Look through the data below. Collect every line where the word "عرضه" occurs.

--------------------

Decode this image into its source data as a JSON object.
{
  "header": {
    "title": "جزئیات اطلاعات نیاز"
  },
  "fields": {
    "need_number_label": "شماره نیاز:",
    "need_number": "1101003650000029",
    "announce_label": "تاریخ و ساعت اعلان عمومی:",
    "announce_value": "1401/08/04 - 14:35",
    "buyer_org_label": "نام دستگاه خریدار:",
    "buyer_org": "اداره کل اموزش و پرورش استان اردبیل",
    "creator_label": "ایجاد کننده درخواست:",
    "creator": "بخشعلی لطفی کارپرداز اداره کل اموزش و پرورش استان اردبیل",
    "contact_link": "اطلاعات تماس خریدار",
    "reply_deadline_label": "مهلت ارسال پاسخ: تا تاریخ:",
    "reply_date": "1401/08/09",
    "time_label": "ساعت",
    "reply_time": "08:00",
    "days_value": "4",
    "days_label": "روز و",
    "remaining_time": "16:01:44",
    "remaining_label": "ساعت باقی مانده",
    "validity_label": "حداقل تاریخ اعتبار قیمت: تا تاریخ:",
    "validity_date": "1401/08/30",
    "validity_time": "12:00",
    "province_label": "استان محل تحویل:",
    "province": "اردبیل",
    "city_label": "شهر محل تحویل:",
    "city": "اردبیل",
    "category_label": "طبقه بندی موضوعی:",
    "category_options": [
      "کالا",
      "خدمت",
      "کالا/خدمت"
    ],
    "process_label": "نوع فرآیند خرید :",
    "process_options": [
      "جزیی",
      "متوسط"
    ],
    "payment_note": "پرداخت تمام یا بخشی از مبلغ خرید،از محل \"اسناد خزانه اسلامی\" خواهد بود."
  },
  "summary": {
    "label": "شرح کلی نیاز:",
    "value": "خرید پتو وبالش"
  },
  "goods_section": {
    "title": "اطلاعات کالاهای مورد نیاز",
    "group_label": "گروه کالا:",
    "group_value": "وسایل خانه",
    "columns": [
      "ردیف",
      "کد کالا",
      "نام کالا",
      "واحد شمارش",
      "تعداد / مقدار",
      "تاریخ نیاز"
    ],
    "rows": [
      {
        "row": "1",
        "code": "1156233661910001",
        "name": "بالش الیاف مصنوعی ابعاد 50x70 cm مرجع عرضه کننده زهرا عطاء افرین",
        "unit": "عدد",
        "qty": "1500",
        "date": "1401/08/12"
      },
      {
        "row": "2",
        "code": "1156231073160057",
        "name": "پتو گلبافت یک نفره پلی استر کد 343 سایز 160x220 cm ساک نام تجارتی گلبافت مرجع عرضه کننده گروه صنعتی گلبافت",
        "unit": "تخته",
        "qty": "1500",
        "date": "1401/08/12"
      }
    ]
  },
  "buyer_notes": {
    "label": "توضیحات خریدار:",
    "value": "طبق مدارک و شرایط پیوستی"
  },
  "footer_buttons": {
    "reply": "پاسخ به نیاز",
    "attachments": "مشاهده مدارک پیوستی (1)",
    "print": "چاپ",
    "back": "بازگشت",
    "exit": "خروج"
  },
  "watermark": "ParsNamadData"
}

--------------------

- _Output for this exercise_:
        "name": "بالش الیاف مصنوعی ابعاد 50x70 cm مرجع عرضه کننده زهرا عطاء افرین",
        "name": "پتو گلبافت یک نفره پلی استر کد 343 سایز 160x220 cm ساک نام تجارتی گلبافت مرجع عرضه کننده گروه صنعتی گلبافت",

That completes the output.